Aim » Output all of the data below exactly as given.
-----
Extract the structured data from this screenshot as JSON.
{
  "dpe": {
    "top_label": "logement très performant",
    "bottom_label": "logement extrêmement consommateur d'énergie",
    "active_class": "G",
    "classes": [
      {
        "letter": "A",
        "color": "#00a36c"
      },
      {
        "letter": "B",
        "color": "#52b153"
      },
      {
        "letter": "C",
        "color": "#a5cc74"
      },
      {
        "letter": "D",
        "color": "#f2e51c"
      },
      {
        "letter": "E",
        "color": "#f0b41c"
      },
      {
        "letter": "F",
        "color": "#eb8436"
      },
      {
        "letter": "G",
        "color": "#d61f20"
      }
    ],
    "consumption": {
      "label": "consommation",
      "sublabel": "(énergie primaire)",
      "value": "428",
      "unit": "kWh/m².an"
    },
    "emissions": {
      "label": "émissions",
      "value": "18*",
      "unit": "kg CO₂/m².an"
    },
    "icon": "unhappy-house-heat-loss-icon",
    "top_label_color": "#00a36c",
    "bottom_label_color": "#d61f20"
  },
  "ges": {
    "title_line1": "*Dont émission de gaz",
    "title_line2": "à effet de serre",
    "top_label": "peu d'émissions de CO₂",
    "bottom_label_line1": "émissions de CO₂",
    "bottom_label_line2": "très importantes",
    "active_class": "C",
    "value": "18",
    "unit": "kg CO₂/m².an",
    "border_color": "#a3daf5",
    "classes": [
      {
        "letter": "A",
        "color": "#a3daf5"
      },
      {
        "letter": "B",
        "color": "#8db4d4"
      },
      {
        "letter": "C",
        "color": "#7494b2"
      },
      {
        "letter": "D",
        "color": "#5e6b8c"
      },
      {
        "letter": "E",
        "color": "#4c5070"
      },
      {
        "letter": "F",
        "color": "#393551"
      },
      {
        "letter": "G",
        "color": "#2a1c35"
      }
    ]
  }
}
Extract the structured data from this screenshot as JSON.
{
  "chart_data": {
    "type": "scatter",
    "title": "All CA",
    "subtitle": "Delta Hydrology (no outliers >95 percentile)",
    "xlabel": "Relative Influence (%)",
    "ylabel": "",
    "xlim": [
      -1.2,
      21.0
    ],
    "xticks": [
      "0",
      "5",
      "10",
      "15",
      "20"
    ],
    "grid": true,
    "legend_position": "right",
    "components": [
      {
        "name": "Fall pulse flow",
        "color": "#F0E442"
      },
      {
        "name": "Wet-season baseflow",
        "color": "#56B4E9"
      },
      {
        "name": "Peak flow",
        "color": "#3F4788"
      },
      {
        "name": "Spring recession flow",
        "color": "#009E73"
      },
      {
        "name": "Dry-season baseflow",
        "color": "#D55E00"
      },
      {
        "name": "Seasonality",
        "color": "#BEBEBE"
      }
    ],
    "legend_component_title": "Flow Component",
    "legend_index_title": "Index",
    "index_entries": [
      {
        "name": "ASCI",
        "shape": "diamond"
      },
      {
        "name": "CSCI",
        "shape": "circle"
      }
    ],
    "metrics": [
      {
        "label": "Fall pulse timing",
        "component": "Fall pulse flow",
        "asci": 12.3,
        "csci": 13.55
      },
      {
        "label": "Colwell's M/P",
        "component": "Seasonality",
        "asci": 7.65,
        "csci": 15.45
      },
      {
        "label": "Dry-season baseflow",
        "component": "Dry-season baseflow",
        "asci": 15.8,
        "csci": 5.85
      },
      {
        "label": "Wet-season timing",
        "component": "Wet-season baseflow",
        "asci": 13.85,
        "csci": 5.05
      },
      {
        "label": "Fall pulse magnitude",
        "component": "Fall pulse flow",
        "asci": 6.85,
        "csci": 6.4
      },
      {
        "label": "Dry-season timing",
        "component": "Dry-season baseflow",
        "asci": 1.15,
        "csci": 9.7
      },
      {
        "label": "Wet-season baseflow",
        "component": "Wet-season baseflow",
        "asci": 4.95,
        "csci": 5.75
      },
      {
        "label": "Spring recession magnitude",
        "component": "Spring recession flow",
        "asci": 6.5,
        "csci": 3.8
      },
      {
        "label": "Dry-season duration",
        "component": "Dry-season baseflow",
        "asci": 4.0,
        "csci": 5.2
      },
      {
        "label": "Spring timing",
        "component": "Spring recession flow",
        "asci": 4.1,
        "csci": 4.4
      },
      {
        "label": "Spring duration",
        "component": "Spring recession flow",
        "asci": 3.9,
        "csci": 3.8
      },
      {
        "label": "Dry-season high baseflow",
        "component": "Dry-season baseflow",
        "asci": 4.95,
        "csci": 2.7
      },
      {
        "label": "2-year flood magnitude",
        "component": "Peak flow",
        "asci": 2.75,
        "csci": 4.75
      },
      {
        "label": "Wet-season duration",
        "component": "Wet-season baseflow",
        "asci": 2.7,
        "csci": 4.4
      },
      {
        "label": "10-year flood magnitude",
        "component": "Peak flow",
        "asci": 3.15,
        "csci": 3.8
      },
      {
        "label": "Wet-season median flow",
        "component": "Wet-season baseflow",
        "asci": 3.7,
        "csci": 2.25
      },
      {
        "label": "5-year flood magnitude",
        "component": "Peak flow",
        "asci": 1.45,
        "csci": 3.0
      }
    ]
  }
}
-----
Full response »
Extract the structured data from this screenshot as JSON.
{
  "dpe": {
    "top_label": "logement très performant",
    "bottom_label": "logement extrêmement consommateur d'énergie",
    "active_class": "G",
    "classes": [
      {
        "letter": "A",
        "color": "#00a36c"
      },
      {
        "letter": "B",
        "color": "#52b153"
      },
      {
        "letter": "C",
        "color": "#a5cc74"
      },
      {
        "letter": "D",
        "color": "#f2e51c"
      },
      {
        "letter": "E",
        "color": "#f0b41c"
      },
      {
        "letter": "F",
        "color": "#eb8436"
      },
      {
        "letter": "G",
        "color": "#d61f20"
      }
    ],
    "consumption": {
      "label": "consommation",
      "sublabel": "(énergie primaire)",
      "value": "428",
      "unit": "kWh/m².an"
    },
    "emissions": {
      "label": "émissions",
      "value": "18*",
      "unit": "kg CO₂/m².an"
    },
    "icon": "unhappy-house-heat-loss-icon",
    "top_label_color": "#00a36c",
    "bottom_label_color": "#d61f20"
  },
  "ges": {
    "title_line1": "*Dont émission de gaz",
    "title_line2": "à effet de serre",
    "top_label": "peu d'émissions de CO₂",
    "bottom_label_line1": "émissions de CO₂",
    "bottom_label_line2": "très importantes",
    "active_class": "C",
    "value": "18",
    "unit": "kg CO₂/m².an",
    "border_color": "#a3daf5",
    "classes": [
      {
        "letter": "A",
        "color": "#a3daf5"
      },
      {
        "letter": "B",
        "color": "#8db4d4"
      },
      {
        "letter": "C",
        "color": "#7494b2"
      },
      {
        "letter": "D",
        "color": "#5e6b8c"
      },
      {
        "letter": "E",
        "color": "#4c5070"
      },
      {
        "letter": "F",
        "color": "#393551"
      },
      {
        "letter": "G",
        "color": "#2a1c35"
      }
    ]
  }
}
Extract the structured data from this screenshot as JSON.
{
  "chart_data": {
    "type": "scatter",
    "title": "All CA",
    "subtitle": "Delta Hydrology (no outliers >95 percentile)",
    "xlabel": "Relative Influence (%)",
    "ylabel": "",
    "xlim": [
      -1.2,
      21.0
    ],
    "xticks": [
      "0",
      "5",
      "10",
      "15",
      "20"
    ],
    "grid": true,
    "legend_position": "right",
    "components": [
      {
        "name": "Fall pulse flow",
        "color": "#F0E442"
      },
      {
        "name": "Wet-season baseflow",
        "color": "#56B4E9"
      },
      {
        "name": "Peak flow",
        "color": "#3F4788"
      },
      {
        "name": "Spring recession flow",
        "color": "#009E73"
      },
      {
        "name": "Dry-season baseflow",
        "color": "#D55E00"
      },
      {
        "name": "Seasonality",
        "color": "#BEBEBE"
      }
    ],
    "legend_component_title": "Flow Component",
    "legend_index_title": "Index",
    "index_entries": [
      {
        "name": "ASCI",
        "shape": "diamond"
      },
      {
        "name": "CSCI",
        "shape": "circle"
      }
    ],
    "metrics": [
      {
        "label": "Fall pulse timing",
        "component": "Fall pulse flow",
        "asci": 12.3,
        "csci": 13.55
      },
      {
        "label": "Colwell's M/P",
        "component": "Seasonality",
        "asci": 7.65,
        "csci": 15.45
      },
      {
        "label": "Dry-season baseflow",
        "component": "Dry-season baseflow",
        "asci": 15.8,
        "csci": 5.85
      },
      {
        "label": "Wet-season timing",
        "component": "Wet-season baseflow",
        "asci": 13.85,
        "csci": 5.05
      },
      {
        "label": "Fall pulse magnitude",
        "component": "Fall pulse flow",
        "asci": 6.85,
        "csci": 6.4
      },
      {
        "label": "Dry-season timing",
        "component": "Dry-season baseflow",
        "asci": 1.15,
        "csci": 9.7
      },
      {
        "label": "Wet-season baseflow",
        "component": "Wet-season baseflow",
        "asci": 4.95,
        "csci": 5.75
      },
      {
        "label": "Spring recession magnitude",
        "component": "Spring recession flow",
        "asci": 6.5,
        "csci": 3.8
      },
      {
        "label": "Dry-season duration",
        "component": "Dry-season baseflow",
        "asci": 4.0,
        "csci": 5.2
      },
      {
        "label": "Spring timing",
        "component": "Spring recession flow",
        "asci": 4.1,
        "csci": 4.4
      },
      {
        "label": "Spring duration",
        "component": "Spring recession flow",
        "asci": 3.9,
        "csci": 3.8
      },
      {
        "label": "Dry-season high baseflow",
        "component": "Dry-season baseflow",
        "asci": 4.95,
        "csci": 2.7
      },
      {
        "label": "2-year flood magnitude",
        "component": "Peak flow",
        "asci": 2.75,
        "csci": 4.75
      },
      {
        "label": "Wet-season duration",
        "component": "Wet-season baseflow",
        "asci": 2.7,
        "csci": 4.4
      },
      {
        "label": "10-year flood magnitude",
        "component": "Peak flow",
        "asci": 3.15,
        "csci": 3.8
      },
      {
        "label": "Wet-season median flow",
        "component": "Wet-season baseflow",
        "asci": 3.7,
        "csci": 2.25
      },
      {
        "label": "5-year flood magnitude",
        "component": "Peak flow",
        "asci": 1.45,
        "csci": 3.0
      }
    ]
  }
}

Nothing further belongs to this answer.